** Start **

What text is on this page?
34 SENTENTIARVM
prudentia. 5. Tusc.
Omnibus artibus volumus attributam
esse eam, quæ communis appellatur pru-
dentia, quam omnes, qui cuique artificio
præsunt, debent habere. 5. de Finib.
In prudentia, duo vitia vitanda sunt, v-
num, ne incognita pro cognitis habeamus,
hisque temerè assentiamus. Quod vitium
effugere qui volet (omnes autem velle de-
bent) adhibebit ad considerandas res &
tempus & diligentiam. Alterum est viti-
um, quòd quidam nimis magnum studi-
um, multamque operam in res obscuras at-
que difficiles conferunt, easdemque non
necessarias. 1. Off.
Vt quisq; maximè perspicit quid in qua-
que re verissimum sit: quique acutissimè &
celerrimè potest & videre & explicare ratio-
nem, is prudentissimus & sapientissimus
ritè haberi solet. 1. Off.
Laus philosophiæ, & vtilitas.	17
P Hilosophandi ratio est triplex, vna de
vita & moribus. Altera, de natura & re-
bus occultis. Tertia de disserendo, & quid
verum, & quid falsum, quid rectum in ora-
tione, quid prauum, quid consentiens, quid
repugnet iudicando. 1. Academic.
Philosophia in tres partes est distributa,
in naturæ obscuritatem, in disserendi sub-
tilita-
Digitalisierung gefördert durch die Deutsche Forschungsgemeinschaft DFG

** End **

TASK BRIEF ▸
Print the records above exactly as they appear.

SOLUTION TO THIS TASK ▸
What text is on this page?
34 SENTENTIARVM
prudentia. 5. Tusc.
Omnibus artibus volumus attributam
esse eam, quæ communis appellatur pru-
dentia, quam omnes, qui cuique artificio
præsunt, debent habere. 5. de Finib.
In prudentia, duo vitia vitanda sunt, v-
num, ne incognita pro cognitis habeamus,
hisque temerè assentiamus. Quod vitium
effugere qui volet (omnes autem velle de-
bent) adhibebit ad considerandas res &
tempus & diligentiam. Alterum est viti-
um, quòd quidam nimis magnum studi-
um, multamque operam in res obscuras at-
que difficiles conferunt, easdemque non
necessarias. 1. Off.
Vt quisq; maximè perspicit quid in qua-
que re verissimum sit: quique acutissimè &
celerrimè potest & videre & explicare ratio-
nem, is prudentissimus & sapientissimus
ritè haberi solet. 1. Off.
Laus philosophiæ, & vtilitas.	17
P Hilosophandi ratio est triplex, vna de
vita & moribus. Altera, de natura & re-
bus occultis. Tertia de disserendo, & quid
verum, & quid falsum, quid rectum in ora-
tione, quid prauum, quid consentiens, quid
repugnet iudicando. 1. Academic.
Philosophia in tres partes est distributa,
in naturæ obscuritatem, in disserendi sub-
tilita-
Digitalisierung gefördert durch die Deutsche Forschungsgemeinschaft DFG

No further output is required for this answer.